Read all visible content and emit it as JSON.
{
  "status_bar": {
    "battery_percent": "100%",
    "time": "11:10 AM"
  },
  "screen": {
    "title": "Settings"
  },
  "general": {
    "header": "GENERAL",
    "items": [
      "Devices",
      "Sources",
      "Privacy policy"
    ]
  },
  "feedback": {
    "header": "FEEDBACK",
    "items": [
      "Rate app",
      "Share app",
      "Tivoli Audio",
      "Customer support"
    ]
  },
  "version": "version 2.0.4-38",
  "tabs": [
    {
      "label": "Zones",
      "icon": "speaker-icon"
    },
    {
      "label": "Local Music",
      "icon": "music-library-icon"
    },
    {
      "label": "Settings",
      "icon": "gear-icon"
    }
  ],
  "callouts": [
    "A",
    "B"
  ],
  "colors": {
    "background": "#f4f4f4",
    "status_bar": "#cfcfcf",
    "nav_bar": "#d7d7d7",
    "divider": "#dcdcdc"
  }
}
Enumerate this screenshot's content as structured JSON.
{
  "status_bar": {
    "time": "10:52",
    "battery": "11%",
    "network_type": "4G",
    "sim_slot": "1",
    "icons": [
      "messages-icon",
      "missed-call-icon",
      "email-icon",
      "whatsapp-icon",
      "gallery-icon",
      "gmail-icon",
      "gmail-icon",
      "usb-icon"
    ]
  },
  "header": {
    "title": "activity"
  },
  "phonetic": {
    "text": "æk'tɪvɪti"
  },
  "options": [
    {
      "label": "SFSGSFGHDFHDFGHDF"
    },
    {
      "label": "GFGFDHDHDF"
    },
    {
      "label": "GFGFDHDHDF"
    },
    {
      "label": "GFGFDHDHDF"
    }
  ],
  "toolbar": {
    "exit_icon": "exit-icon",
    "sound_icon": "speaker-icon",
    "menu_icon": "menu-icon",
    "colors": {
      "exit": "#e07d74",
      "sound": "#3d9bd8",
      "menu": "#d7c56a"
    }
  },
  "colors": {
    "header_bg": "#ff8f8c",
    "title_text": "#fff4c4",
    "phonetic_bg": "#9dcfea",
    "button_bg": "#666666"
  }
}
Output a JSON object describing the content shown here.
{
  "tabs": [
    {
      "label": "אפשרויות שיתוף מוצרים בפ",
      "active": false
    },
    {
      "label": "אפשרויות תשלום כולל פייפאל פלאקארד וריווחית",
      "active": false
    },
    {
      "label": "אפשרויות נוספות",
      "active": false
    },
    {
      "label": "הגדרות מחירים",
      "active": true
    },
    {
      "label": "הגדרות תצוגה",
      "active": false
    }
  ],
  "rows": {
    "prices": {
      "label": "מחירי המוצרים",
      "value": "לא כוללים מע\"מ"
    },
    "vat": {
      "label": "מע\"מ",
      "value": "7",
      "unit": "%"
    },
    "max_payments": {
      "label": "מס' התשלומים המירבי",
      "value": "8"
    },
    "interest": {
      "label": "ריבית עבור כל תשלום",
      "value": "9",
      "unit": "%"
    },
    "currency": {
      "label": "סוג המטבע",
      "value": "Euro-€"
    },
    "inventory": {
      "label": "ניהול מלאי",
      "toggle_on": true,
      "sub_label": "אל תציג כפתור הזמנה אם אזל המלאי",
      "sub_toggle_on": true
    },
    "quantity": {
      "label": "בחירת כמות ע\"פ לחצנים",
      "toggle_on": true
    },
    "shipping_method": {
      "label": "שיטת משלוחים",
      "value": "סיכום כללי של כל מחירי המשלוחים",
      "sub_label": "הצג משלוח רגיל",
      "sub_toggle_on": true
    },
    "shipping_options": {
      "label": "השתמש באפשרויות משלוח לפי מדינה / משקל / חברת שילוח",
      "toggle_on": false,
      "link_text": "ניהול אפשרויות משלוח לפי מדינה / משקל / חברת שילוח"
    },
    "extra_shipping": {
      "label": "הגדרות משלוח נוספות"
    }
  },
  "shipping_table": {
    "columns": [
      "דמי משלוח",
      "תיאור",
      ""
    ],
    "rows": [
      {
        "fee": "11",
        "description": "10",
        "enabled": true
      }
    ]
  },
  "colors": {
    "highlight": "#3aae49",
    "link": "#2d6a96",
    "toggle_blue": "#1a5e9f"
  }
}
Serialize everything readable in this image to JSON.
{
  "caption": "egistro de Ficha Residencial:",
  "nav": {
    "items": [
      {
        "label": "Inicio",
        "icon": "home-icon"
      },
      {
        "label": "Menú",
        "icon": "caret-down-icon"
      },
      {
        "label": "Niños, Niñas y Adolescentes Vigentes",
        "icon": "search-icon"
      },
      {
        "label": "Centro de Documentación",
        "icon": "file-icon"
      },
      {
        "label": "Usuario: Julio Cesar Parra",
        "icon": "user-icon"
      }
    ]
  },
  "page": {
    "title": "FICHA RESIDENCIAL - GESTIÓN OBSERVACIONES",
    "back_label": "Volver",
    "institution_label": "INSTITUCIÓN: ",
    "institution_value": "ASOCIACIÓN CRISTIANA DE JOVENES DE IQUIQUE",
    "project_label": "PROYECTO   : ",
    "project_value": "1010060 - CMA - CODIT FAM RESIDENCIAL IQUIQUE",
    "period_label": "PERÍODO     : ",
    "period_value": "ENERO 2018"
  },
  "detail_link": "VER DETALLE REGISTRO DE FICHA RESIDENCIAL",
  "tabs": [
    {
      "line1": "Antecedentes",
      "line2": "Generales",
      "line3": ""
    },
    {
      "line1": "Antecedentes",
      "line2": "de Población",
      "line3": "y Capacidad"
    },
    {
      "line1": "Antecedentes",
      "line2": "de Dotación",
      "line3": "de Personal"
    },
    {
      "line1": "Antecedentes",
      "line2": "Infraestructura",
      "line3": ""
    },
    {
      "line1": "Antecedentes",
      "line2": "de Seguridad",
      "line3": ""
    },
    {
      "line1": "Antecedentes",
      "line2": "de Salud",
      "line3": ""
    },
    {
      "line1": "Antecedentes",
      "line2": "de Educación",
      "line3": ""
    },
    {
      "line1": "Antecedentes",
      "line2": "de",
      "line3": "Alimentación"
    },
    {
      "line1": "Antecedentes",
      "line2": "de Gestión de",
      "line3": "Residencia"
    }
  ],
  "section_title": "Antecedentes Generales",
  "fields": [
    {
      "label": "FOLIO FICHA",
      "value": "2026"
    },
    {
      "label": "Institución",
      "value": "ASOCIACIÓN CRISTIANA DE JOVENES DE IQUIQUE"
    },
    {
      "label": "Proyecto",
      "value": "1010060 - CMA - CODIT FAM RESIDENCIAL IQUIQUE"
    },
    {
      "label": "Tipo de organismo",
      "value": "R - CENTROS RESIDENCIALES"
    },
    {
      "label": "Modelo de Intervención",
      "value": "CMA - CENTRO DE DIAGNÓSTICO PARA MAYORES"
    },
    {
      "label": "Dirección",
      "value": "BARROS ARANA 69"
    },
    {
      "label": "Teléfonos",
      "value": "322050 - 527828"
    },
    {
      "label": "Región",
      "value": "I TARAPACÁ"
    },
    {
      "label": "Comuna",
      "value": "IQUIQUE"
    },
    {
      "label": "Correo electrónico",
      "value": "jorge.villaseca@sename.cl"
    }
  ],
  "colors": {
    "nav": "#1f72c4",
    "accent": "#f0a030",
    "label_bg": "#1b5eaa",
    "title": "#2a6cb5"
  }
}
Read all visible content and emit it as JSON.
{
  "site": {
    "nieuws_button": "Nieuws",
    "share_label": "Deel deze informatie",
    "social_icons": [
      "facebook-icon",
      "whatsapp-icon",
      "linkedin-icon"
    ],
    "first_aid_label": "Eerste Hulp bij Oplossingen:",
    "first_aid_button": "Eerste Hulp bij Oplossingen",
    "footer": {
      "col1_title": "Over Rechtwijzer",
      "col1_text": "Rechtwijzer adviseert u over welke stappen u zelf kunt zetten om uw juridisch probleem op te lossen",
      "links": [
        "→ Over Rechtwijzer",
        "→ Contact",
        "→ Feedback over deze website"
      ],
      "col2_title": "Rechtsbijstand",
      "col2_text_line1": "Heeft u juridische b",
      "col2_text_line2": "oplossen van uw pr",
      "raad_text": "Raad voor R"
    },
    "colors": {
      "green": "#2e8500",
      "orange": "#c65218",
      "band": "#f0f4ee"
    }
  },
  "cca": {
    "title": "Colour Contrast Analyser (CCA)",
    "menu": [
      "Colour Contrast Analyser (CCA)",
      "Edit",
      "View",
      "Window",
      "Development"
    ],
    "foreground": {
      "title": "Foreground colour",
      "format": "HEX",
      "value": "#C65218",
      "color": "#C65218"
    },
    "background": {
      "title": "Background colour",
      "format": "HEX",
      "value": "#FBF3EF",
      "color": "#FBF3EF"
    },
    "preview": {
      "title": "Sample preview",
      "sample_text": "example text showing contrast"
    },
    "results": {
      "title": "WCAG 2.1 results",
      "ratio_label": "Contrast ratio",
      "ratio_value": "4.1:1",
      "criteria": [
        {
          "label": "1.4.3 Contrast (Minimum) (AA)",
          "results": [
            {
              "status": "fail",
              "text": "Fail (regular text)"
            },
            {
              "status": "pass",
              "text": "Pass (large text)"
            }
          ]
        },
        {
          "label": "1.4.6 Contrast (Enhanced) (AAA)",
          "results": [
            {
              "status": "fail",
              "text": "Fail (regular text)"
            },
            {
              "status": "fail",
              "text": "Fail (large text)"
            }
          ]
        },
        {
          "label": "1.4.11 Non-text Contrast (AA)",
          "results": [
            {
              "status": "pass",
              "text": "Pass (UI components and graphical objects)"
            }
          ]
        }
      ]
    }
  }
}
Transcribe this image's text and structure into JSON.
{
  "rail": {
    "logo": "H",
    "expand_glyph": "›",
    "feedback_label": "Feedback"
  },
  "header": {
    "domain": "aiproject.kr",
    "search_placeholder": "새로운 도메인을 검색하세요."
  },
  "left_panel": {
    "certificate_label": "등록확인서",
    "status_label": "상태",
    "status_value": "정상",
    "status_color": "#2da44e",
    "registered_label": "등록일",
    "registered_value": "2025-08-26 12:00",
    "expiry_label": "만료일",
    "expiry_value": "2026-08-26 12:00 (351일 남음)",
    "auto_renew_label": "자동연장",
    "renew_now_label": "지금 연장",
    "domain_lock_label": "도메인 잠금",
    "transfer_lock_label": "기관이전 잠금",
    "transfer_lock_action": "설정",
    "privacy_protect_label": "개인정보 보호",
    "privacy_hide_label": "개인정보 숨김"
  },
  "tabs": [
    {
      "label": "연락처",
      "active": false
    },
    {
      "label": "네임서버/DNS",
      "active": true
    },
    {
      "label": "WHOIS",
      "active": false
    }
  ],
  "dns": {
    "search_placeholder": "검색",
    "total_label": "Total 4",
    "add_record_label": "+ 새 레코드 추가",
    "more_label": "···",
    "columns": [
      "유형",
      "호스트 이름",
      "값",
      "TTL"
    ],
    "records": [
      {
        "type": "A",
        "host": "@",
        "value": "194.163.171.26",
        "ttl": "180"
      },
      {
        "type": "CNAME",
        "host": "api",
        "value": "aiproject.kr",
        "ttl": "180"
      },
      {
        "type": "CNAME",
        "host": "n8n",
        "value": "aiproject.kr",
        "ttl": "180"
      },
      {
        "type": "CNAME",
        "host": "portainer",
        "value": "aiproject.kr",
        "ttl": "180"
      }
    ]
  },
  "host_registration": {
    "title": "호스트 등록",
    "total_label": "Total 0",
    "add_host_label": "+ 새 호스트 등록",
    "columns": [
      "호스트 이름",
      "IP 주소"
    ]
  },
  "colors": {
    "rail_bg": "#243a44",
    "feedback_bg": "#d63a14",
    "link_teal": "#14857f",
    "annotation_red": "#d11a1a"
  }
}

+++

■ **Requirements**: Filter the records above for lines containing the word "image", and copy those lines.

■ **Result**:
Serialize everything readable in this image to JSON.
Transcribe this image's text and structure into JSON.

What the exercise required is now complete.